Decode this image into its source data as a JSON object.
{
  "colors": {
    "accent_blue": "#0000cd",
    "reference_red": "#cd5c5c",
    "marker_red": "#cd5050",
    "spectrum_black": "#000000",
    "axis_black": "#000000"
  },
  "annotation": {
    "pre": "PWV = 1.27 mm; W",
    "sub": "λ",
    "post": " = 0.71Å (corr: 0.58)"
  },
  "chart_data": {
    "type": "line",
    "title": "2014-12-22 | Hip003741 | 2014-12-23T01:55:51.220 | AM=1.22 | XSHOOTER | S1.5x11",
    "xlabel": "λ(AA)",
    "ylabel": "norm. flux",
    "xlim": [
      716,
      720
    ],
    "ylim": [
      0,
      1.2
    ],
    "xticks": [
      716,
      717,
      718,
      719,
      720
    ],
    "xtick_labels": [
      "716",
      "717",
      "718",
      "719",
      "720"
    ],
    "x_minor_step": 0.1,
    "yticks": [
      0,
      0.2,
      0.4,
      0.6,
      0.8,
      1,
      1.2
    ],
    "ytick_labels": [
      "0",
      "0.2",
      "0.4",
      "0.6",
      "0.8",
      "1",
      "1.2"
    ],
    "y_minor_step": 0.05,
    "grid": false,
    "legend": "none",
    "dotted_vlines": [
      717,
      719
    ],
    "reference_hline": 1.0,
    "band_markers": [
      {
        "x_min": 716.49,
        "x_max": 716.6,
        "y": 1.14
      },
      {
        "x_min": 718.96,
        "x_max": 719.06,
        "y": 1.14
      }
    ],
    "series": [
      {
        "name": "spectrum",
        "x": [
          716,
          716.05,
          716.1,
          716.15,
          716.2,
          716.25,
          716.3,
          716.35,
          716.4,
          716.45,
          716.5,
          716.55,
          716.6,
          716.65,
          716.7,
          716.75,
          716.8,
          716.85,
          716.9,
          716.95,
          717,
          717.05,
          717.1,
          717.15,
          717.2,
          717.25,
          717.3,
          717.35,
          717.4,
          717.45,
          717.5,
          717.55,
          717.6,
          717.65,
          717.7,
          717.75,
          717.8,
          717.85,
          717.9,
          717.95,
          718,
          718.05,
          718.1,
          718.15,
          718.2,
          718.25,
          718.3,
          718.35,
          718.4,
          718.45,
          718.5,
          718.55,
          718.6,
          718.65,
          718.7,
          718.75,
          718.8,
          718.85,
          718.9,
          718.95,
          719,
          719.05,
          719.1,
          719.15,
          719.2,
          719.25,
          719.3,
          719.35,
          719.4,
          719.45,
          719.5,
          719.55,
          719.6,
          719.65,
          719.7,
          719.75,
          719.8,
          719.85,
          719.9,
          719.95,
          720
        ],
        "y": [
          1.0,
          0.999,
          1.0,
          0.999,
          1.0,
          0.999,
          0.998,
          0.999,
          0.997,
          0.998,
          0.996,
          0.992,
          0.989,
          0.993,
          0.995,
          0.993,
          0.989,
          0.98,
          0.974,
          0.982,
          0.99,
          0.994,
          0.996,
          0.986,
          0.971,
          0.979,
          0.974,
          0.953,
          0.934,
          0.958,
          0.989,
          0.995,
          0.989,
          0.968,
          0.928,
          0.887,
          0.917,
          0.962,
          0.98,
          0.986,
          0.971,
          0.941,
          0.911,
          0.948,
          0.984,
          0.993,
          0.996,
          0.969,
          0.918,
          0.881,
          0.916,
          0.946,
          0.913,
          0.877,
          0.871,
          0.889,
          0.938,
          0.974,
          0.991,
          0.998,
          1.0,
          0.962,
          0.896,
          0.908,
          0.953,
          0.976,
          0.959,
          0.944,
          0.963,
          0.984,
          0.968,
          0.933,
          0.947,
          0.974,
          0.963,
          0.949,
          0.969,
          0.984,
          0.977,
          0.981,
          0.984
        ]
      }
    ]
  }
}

**What you will do**. Extract the complete data, matching each line exactly.

**Result of this task**.
Decode this image into its source data as a JSON object.
{
  "colors": {
    "accent_blue": "#0000cd",
    "reference_red": "#cd5c5c",
    "marker_red": "#cd5050",
    "spectrum_black": "#000000",
    "axis_black": "#000000"
  },
  "annotation": {
    "pre": "PWV = 1.27 mm; W",
    "sub": "λ",
    "post": " = 0.71Å (corr: 0.58)"
  },
  "chart_data": {
    "type": "line",
    "title": "2014-12-22 | Hip003741 | 2014-12-23T01:55:51.220 | AM=1.22 | XSHOOTER | S1.5x11",
    "xlabel": "λ(AA)",
    "ylabel": "norm. flux",
    "xlim": [
      716,
      720
    ],
    "ylim": [
      0,
      1.2
    ],
    "xticks": [
      716,
      717,
      718,
      719,
      720
    ],
    "xtick_labels": [
      "716",
      "717",
      "718",
      "719",
      "720"
    ],
    "x_minor_step": 0.1,
    "yticks": [
      0,
      0.2,
      0.4,
      0.6,
      0.8,
      1,
      1.2
    ],
    "ytick_labels": [
      "0",
      "0.2",
      "0.4",
      "0.6",
      "0.8",
      "1",
      "1.2"
    ],
    "y_minor_step": 0.05,
    "grid": false,
    "legend": "none",
    "dotted_vlines": [
      717,
      719
    ],
    "reference_hline": 1.0,
    "band_markers": [
      {
        "x_min": 716.49,
        "x_max": 716.6,
        "y": 1.14
      },
      {
        "x_min": 718.96,
        "x_max": 719.06,
        "y": 1.14
      }
    ],
    "series": [
      {
        "name": "spectrum",
        "x": [
          716,
          716.05,
          716.1,
          716.15,
          716.2,
          716.25,
          716.3,
          716.35,
          716.4,
          716.45,
          716.5,
          716.55,
          716.6,
          716.65,
          716.7,
          716.75,
          716.8,
          716.85,
          716.9,
          716.95,
          717,
          717.05,
          717.1,
          717.15,
          717.2,
          717.25,
          717.3,
          717.35,
          717.4,
          717.45,
          717.5,
          717.55,
          717.6,
          717.65,
          717.7,
          717.75,
          717.8,
          717.85,
          717.9,
          717.95,
          718,
          718.05,
          718.1,
          718.15,
          718.2,
          718.25,
          718.3,
          718.35,
          718.4,
          718.45,
          718.5,
          718.55,
          718.6,
          718.65,
          718.7,
          718.75,
          718.8,
          718.85,
          718.9,
          718.95,
          719,
          719.05,
          719.1,
          719.15,
          719.2,
          719.25,
          719.3,
          719.35,
          719.4,
          719.45,
          719.5,
          719.55,
          719.6,
          719.65,
          719.7,
          719.75,
          719.8,
          719.85,
          719.9,
          719.95,
          720
        ],
        "y": [
          1.0,
          0.999,
          1.0,
          0.999,
          1.0,
          0.999,
          0.998,
          0.999,
          0.997,
          0.998,
          0.996,
          0.992,
          0.989,
          0.993,
          0.995,
          0.993,
          0.989,
          0.98,
          0.974,
          0.982,
          0.99,
          0.994,
          0.996,
          0.986,
          0.971,
          0.979,
          0.974,
          0.953,
          0.934,
          0.958,
          0.989,
          0.995,
          0.989,
          0.968,
          0.928,
          0.887,
          0.917,
          0.962,
          0.98,
          0.986,
          0.971,
          0.941,
          0.911,
          0.948,
          0.984,
          0.993,
          0.996,
          0.969,
          0.918,
          0.881,
          0.916,
          0.946,
          0.913,
          0.877,
          0.871,
          0.889,
          0.938,
          0.974,
          0.991,
          0.998,
          1.0,
          0.962,
          0.896,
          0.908,
          0.953,
          0.976,
          0.959,
          0.944,
          0.963,
          0.984,
          0.968,
          0.933,
          0.947,
          0.974,
          0.963,
          0.949,
          0.969,
          0.984,
          0.977,
          0.981,
          0.984
        ]
      }
    ]
  }
}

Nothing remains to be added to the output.